Stored items:

___

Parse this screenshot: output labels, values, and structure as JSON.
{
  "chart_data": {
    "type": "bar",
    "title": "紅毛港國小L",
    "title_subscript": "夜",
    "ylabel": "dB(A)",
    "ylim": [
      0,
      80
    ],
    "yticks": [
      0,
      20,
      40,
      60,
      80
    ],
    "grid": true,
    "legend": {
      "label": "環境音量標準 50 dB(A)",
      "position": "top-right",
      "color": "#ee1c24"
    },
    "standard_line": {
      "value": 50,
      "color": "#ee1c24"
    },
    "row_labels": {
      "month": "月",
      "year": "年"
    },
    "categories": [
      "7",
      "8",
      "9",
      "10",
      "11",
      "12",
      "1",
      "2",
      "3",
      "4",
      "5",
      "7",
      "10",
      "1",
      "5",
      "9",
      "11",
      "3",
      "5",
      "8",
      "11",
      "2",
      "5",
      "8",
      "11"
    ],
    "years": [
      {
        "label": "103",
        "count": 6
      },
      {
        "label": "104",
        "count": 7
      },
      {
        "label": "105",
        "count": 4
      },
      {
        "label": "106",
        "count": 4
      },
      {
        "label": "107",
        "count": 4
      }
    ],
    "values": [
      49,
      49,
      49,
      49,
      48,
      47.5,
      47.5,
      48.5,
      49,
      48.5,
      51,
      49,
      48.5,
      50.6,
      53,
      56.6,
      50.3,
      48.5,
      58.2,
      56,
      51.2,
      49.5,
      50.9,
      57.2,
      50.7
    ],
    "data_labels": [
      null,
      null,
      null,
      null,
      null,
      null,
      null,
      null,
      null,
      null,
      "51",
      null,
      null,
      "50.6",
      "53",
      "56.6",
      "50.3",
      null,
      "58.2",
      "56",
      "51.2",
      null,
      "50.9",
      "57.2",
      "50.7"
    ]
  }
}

___

_WHAT IS ASKED_: Retype each record exactly, leaving nothing out.

_EXERCISE ANSWER_:
Parse this screenshot: output labels, values, and structure as JSON.
{
  "chart_data": {
    "type": "bar",
    "title": "紅毛港國小L",
    "title_subscript": "夜",
    "ylabel": "dB(A)",
    "ylim": [
      0,
      80
    ],
    "yticks": [
      0,
      20,
      40,
      60,
      80
    ],
    "grid": true,
    "legend": {
      "label": "環境音量標準 50 dB(A)",
      "position": "top-right",
      "color": "#ee1c24"
    },
    "standard_line": {
      "value": 50,
      "color": "#ee1c24"
    },
    "row_labels": {
      "month": "月",
      "year": "年"
    },
    "categories": [
      "7",
      "8",
      "9",
      "10",
      "11",
      "12",
      "1",
      "2",
      "3",
      "4",
      "5",
      "7",
      "10",
      "1",
      "5",
      "9",
      "11",
      "3",
      "5",
      "8",
      "11",
      "2",
      "5",
      "8",
      "11"
    ],
    "years": [
      {
        "label": "103",
        "count": 6
      },
      {
        "label": "104",
        "count": 7
      },
      {
        "label": "105",
        "count": 4
      },
      {
        "label": "106",
        "count": 4
      },
      {
        "label": "107",
        "count": 4
      }
    ],
    "values": [
      49,
      49,
      49,
      49,
      48,
      47.5,
      47.5,
      48.5,
      49,
      48.5,
      51,
      49,
      48.5,
      50.6,
      53,
      56.6,
      50.3,
      48.5,
      58.2,
      56,
      51.2,
      49.5,
      50.9,
      57.2,
      50.7
    ],
    "data_labels": [
      null,
      null,
      null,
      null,
      null,
      null,
      null,
      null,
      null,
      null,
      "51",
      null,
      null,
      "50.6",
      "53",
      "56.6",
      "50.3",
      null,
      "58.2",
      "56",
      "51.2",
      null,
      "50.9",
      "57.2",
      "50.7"
    ]
  }
}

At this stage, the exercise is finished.